# [PROMPT]
Look through the data below. Show each line where the string "theme" occurs.

(Records contained in a dataset)
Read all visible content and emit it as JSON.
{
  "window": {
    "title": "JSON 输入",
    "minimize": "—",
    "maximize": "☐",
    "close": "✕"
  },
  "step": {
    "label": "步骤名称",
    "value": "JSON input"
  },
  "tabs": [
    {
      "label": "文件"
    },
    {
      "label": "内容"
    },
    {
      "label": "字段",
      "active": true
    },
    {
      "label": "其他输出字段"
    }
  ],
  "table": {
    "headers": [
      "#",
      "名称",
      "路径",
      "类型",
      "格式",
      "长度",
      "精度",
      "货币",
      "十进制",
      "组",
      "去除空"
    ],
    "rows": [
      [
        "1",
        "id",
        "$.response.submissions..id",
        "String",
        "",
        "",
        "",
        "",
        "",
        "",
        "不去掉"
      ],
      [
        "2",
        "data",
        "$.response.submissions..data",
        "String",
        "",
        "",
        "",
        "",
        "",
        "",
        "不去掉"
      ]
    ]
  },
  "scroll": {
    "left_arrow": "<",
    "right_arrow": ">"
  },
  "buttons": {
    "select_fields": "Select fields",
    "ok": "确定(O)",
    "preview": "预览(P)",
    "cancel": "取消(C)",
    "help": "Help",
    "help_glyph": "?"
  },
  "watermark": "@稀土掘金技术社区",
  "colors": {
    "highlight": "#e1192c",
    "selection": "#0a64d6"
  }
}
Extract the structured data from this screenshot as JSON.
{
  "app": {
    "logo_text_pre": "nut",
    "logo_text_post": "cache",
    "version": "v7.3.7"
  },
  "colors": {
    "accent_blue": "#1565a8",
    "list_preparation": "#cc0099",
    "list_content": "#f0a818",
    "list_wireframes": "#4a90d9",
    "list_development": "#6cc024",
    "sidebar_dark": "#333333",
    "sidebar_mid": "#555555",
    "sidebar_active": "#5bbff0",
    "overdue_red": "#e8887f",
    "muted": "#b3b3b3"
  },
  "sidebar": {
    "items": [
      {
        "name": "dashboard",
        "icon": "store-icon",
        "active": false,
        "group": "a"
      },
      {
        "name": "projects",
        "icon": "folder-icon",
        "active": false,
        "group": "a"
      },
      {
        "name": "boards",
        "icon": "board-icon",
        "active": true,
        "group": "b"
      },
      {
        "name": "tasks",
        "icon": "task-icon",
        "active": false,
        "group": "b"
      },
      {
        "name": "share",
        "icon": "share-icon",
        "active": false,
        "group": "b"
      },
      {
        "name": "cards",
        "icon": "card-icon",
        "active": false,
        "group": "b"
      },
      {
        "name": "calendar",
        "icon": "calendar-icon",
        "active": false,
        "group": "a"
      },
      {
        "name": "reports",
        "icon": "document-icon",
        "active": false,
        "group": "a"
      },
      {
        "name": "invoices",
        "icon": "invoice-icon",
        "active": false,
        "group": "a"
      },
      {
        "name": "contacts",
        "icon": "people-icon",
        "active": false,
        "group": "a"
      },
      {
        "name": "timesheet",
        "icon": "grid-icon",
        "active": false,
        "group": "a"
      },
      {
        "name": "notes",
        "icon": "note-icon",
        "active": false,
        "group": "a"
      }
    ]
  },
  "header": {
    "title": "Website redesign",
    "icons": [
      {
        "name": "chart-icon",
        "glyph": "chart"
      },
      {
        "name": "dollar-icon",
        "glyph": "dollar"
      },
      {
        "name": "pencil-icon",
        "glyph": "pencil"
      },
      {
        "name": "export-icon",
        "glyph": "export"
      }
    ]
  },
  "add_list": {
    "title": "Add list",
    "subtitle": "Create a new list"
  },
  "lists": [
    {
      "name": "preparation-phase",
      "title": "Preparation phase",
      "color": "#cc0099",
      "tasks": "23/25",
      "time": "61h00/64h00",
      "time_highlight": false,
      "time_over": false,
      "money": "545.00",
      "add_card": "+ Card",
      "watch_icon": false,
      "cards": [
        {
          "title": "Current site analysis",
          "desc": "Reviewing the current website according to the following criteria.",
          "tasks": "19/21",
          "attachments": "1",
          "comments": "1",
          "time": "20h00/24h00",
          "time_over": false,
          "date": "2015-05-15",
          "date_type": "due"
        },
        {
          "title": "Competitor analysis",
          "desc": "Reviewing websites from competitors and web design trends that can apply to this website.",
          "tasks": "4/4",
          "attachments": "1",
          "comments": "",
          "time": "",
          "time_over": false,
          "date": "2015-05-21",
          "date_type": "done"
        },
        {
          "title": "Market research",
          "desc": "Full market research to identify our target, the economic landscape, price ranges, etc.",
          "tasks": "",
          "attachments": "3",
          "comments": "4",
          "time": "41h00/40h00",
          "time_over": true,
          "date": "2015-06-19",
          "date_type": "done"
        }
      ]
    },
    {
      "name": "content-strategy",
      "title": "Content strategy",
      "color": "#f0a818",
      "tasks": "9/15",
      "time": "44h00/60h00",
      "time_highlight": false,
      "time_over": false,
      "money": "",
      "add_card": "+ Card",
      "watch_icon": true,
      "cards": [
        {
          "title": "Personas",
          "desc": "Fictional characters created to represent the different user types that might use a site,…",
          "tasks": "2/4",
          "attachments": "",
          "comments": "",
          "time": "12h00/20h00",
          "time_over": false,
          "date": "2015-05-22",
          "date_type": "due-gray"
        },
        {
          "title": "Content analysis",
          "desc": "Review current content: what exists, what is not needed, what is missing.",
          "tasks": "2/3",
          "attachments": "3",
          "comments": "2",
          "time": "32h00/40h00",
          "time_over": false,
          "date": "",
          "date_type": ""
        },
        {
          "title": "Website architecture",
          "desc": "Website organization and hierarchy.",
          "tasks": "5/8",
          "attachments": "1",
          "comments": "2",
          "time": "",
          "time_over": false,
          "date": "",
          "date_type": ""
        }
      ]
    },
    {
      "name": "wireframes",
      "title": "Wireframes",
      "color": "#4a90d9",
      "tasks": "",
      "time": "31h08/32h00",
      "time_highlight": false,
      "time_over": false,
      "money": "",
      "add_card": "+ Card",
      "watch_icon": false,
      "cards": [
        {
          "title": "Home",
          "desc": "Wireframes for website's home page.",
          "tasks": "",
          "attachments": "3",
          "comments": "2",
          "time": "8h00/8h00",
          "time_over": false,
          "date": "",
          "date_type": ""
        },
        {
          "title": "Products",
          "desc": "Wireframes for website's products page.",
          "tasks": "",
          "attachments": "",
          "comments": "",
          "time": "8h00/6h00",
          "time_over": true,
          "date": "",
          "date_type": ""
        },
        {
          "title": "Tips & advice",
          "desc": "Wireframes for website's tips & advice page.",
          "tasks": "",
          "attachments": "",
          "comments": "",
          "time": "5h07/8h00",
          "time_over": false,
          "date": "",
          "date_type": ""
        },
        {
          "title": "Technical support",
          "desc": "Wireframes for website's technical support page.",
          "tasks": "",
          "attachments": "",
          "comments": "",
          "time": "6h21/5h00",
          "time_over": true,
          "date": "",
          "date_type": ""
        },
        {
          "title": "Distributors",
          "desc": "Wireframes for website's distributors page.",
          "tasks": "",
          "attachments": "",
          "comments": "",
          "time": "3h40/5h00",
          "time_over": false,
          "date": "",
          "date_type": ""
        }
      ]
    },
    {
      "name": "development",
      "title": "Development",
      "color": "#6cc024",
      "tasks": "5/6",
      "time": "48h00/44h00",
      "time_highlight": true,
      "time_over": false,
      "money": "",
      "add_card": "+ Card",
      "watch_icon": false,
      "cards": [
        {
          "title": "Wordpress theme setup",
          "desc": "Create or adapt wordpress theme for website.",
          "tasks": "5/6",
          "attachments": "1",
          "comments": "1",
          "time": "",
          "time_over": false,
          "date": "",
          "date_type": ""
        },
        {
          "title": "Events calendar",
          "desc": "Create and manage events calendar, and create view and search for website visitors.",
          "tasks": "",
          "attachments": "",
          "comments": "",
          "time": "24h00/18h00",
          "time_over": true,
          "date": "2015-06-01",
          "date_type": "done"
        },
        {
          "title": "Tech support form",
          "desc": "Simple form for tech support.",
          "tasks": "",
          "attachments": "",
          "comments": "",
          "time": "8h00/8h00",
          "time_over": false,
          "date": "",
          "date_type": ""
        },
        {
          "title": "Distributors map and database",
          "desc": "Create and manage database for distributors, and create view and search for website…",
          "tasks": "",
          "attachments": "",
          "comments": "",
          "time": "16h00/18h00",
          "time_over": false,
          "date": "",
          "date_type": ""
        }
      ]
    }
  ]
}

# [THE ANSWER]
          "title": "Wordpress theme setup",
          "desc": "Create or adapt wordpress theme for website.",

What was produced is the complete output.